── Data to process

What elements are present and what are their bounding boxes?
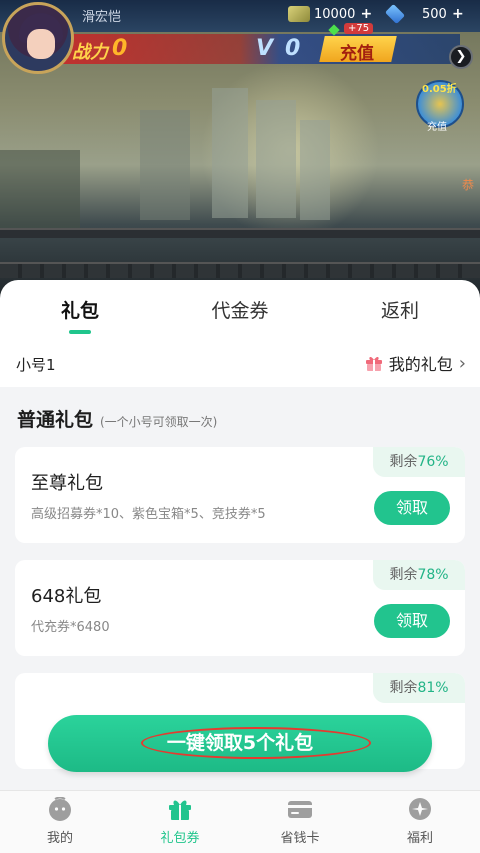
card-icon bbox=[287, 797, 313, 821]
avatar-face bbox=[27, 29, 55, 59]
tab-gifts[interactable]: 礼包 bbox=[40, 296, 120, 323]
tab-bar: 礼包 代金券 返利 bbox=[0, 280, 480, 342]
nav-label: 我的 bbox=[46, 831, 73, 846]
my-gifts-link[interactable]: 我的礼包 › bbox=[365, 351, 466, 375]
star-badge-icon bbox=[407, 797, 433, 821]
building bbox=[212, 88, 248, 218]
player-avatar[interactable] bbox=[2, 2, 74, 74]
side-text: 恭 bbox=[462, 178, 475, 192]
account-row: 小号1 我的礼包 › bbox=[0, 342, 480, 387]
remaining-label: 剩余 bbox=[389, 680, 418, 696]
gift-card: 剩余78% 648礼包 代充券*6480 领取 bbox=[15, 560, 465, 656]
vip-value: 0 bbox=[285, 36, 301, 61]
add-gold-icon[interactable]: + bbox=[359, 7, 373, 21]
remaining-percent: 81% bbox=[417, 680, 449, 696]
section-note: (一个小号可领取一次) bbox=[100, 415, 218, 429]
machinery bbox=[0, 150, 80, 230]
highlight-ring bbox=[141, 727, 371, 759]
tab-rebates[interactable]: 返利 bbox=[360, 296, 440, 323]
gift-description: 高级招募券*10、紫色宝箱*5、竞技券*5 bbox=[31, 507, 266, 522]
gem-counter: 500 + bbox=[384, 3, 465, 25]
claim-button[interactable]: 领取 bbox=[374, 604, 450, 638]
building bbox=[256, 100, 296, 218]
recharge-label: 充值 bbox=[340, 44, 374, 64]
gift-sheet: 礼包 代金券 返利 小号1 我的礼包 › 普通礼包 (一个小号可领取一次) 剩余… bbox=[0, 280, 480, 853]
profile-icon bbox=[47, 796, 73, 821]
vip-label: V bbox=[256, 36, 274, 61]
nav-item-savings-card[interactable]: 省钱卡 bbox=[240, 797, 360, 846]
claim-all-button[interactable]: 一键领取5个礼包 bbox=[48, 715, 432, 772]
gold-counter: 10000 + bbox=[288, 6, 373, 22]
remaining-label: 剩余 bbox=[389, 567, 418, 583]
bottom-nav: 我的 礼包券 省钱卡 福利 bbox=[0, 790, 480, 853]
active-tab-indicator bbox=[69, 330, 91, 334]
remaining-badge: 剩余76% bbox=[373, 447, 465, 477]
nav-item-welfare[interactable]: 福利 bbox=[360, 797, 480, 846]
gold-amount: 10000 bbox=[314, 6, 356, 22]
gift-icon bbox=[167, 797, 193, 821]
building bbox=[300, 120, 330, 220]
section-title: 普通礼包 bbox=[17, 409, 94, 431]
recharge-bonus: +75 bbox=[344, 23, 374, 34]
rail bbox=[0, 262, 480, 278]
rail bbox=[0, 228, 480, 238]
diamond-icon bbox=[384, 3, 406, 25]
gold-bar-icon bbox=[288, 6, 310, 22]
claim-button[interactable]: 领取 bbox=[374, 491, 450, 525]
remaining-percent: 76% bbox=[417, 454, 449, 470]
chevron-right-icon: › bbox=[458, 352, 466, 374]
gift-name: 648礼包 bbox=[31, 586, 102, 607]
nav-label: 福利 bbox=[406, 831, 433, 846]
nav-item-gifts[interactable]: 礼包券 bbox=[120, 797, 240, 846]
nav-item-profile[interactable]: 我的 bbox=[0, 796, 120, 846]
gift-icon bbox=[365, 355, 383, 371]
account-name[interactable]: 小号1 bbox=[16, 354, 56, 375]
remaining-badge: 剩余78% bbox=[373, 560, 465, 590]
add-gem-icon[interactable]: + bbox=[451, 7, 465, 21]
remaining-label: 剩余 bbox=[389, 454, 418, 470]
gift-description: 代充券*6480 bbox=[31, 620, 110, 635]
event-discount: 0.05折 bbox=[422, 84, 457, 95]
gem-amount: 500 bbox=[422, 6, 447, 22]
nav-label: 省钱卡 bbox=[280, 831, 320, 846]
building bbox=[140, 110, 190, 220]
nav-label: 礼包券 bbox=[160, 831, 200, 846]
my-gifts-label: 我的礼包 bbox=[388, 355, 453, 374]
remaining-percent: 78% bbox=[417, 567, 449, 583]
event-label: 充值 bbox=[427, 122, 447, 133]
gift-name: 至尊礼包 bbox=[31, 473, 103, 494]
power-label: 战力 bbox=[72, 42, 108, 63]
power-value: 0 bbox=[112, 36, 128, 61]
player-name: 滑宏恺 bbox=[82, 10, 122, 25]
gift-card: 剩余76% 至尊礼包 高级招募券*10、紫色宝箱*5、竞技券*5 领取 bbox=[15, 447, 465, 543]
tab-vouchers[interactable]: 代金券 bbox=[190, 296, 290, 323]
expand-arrow-icon[interactable]: ❯ bbox=[449, 45, 473, 69]
remaining-badge: 剩余81% bbox=[373, 673, 465, 703]
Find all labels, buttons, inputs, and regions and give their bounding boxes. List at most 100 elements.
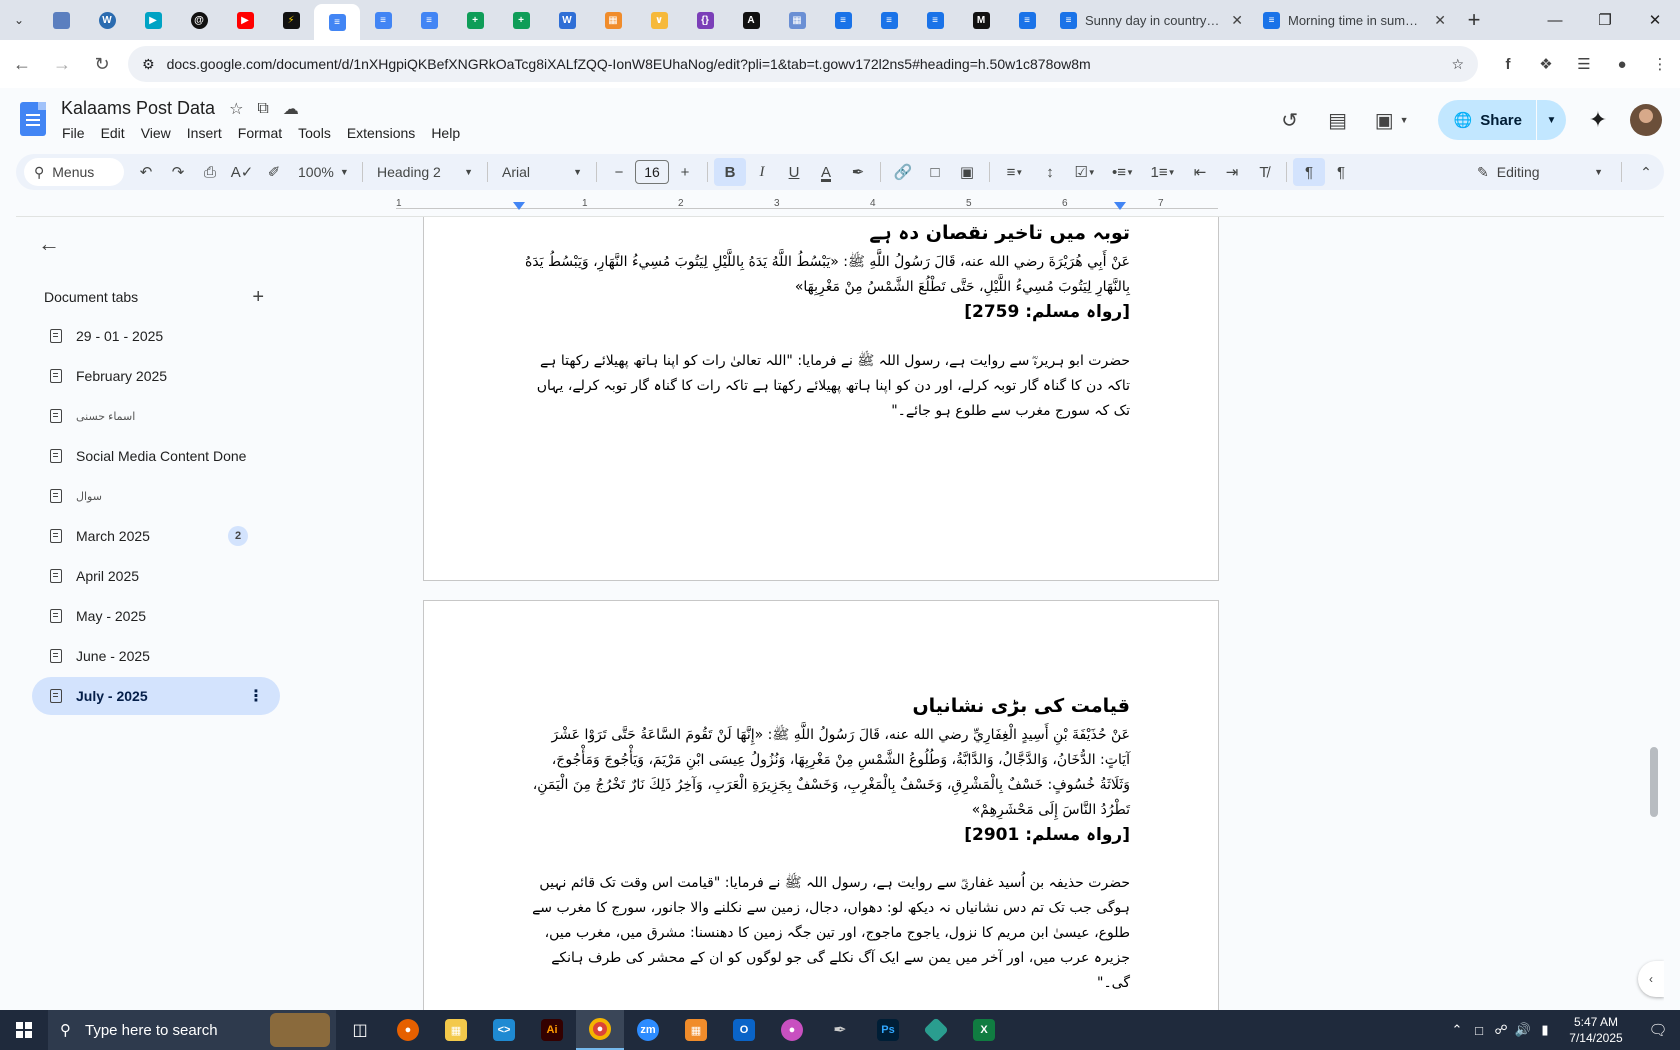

────

## [What is asked]
Please write out all of the data above word for word, leaving out the pictures.

## [Final result]
What elements are present and what are their bounding boxes?
card-icon bbox=[287, 797, 313, 821]
avatar-face bbox=[27, 29, 55, 59]
tab-gifts[interactable]: 礼包 bbox=[40, 296, 120, 323]
tab-bar: 礼包 代金券 返利 bbox=[0, 280, 480, 342]
nav-label: 我的 bbox=[46, 831, 73, 846]
my-gifts-link[interactable]: 我的礼包 › bbox=[365, 351, 466, 375]
star-badge-icon bbox=[407, 797, 433, 821]
building bbox=[212, 88, 248, 218]
player-avatar[interactable] bbox=[2, 2, 74, 74]
side-text: 恭 bbox=[462, 178, 475, 192]
account-row: 小号1 我的礼包 › bbox=[0, 342, 480, 387]
remaining-label: 剩余 bbox=[389, 680, 418, 696]
gift-card: 剩余78% 648礼包 代充券*6480 领取 bbox=[15, 560, 465, 656]
vip-value: 0 bbox=[285, 36, 301, 61]
add-gold-icon[interactable]: + bbox=[359, 7, 373, 21]
remaining-percent: 81% bbox=[417, 680, 449, 696]
section-note: (一个小号可领取一次) bbox=[100, 415, 218, 429]
machinery bbox=[0, 150, 80, 230]
highlight-ring bbox=[141, 727, 371, 759]
tab-rebates[interactable]: 返利 bbox=[360, 296, 440, 323]
gift-description: 高级招募券*10、紫色宝箱*5、竞技券*5 bbox=[31, 507, 266, 522]
gem-counter: 500 + bbox=[384, 3, 465, 25]
claim-button[interactable]: 领取 bbox=[374, 604, 450, 638]
building bbox=[256, 100, 296, 218]
recharge-label: 充值 bbox=[340, 44, 374, 64]
gift-sheet: 礼包 代金券 返利 小号1 我的礼包 › 普通礼包 (一个小号可领取一次) 剩余… bbox=[0, 280, 480, 853]
profile-icon bbox=[47, 796, 73, 821]
vip-label: V bbox=[256, 36, 274, 61]
nav-item-savings-card[interactable]: 省钱卡 bbox=[240, 797, 360, 846]
claim-all-button[interactable]: 一键领取5个礼包 bbox=[48, 715, 432, 772]
gold-counter: 10000 + bbox=[288, 6, 373, 22]
remaining-label: 剩余 bbox=[389, 567, 418, 583]
bottom-nav: 我的 礼包券 省钱卡 福利 bbox=[0, 790, 480, 853]
active-tab-indicator bbox=[69, 330, 91, 334]
remaining-badge: 剩余76% bbox=[373, 447, 465, 477]
nav-item-welfare[interactable]: 福利 bbox=[360, 797, 480, 846]
gold-amount: 10000 bbox=[314, 6, 356, 22]
gift-icon bbox=[167, 797, 193, 821]
building bbox=[300, 120, 330, 220]
section-title: 普通礼包 bbox=[17, 409, 94, 431]
recharge-bonus: +75 bbox=[344, 23, 374, 34]
rail bbox=[0, 262, 480, 278]
rail bbox=[0, 228, 480, 238]
diamond-icon bbox=[384, 3, 406, 25]
gold-bar-icon bbox=[288, 6, 310, 22]
claim-button[interactable]: 领取 bbox=[374, 491, 450, 525]
remaining-percent: 76% bbox=[417, 454, 449, 470]
chevron-right-icon: › bbox=[458, 352, 466, 374]
gift-name: 648礼包 bbox=[31, 586, 102, 607]
nav-label: 福利 bbox=[406, 831, 433, 846]
nav-item-gifts[interactable]: 礼包券 bbox=[120, 797, 240, 846]
nav-item-profile[interactable]: 我的 bbox=[0, 796, 120, 846]
gift-icon bbox=[365, 355, 383, 371]
account-name[interactable]: 小号1 bbox=[16, 354, 56, 375]
remaining-badge: 剩余78% bbox=[373, 560, 465, 590]
add-gem-icon[interactable]: + bbox=[451, 7, 465, 21]
remaining-label: 剩余 bbox=[389, 454, 418, 470]
gift-description: 代充券*6480 bbox=[31, 620, 110, 635]
event-discount: 0.05折 bbox=[422, 84, 457, 95]
gem-amount: 500 bbox=[422, 6, 447, 22]
nav-label: 省钱卡 bbox=[280, 831, 320, 846]
building bbox=[140, 110, 190, 220]
nav-label: 礼包券 bbox=[160, 831, 200, 846]
my-gifts-label: 我的礼包 bbox=[388, 355, 453, 374]
remaining-percent: 78% bbox=[417, 567, 449, 583]
event-label: 充值 bbox=[427, 122, 447, 133]
gift-name: 至尊礼包 bbox=[31, 473, 103, 494]
power-label: 战力 bbox=[72, 42, 108, 63]
power-value: 0 bbox=[112, 36, 128, 61]
player-name: 滑宏恺 bbox=[82, 10, 122, 25]
gift-card: 剩余76% 至尊礼包 高级招募券*10、紫色宝箱*5、竞技券*5 领取 bbox=[15, 447, 465, 543]
tab-vouchers[interactable]: 代金券 bbox=[190, 296, 290, 323]
expand-arrow-icon[interactable]: ❯ bbox=[449, 45, 473, 69]
remaining-badge: 剩余81% bbox=[373, 673, 465, 703]
Find all labels, buttons, inputs, and regions and give their bounding boxes. List at most 100 elements.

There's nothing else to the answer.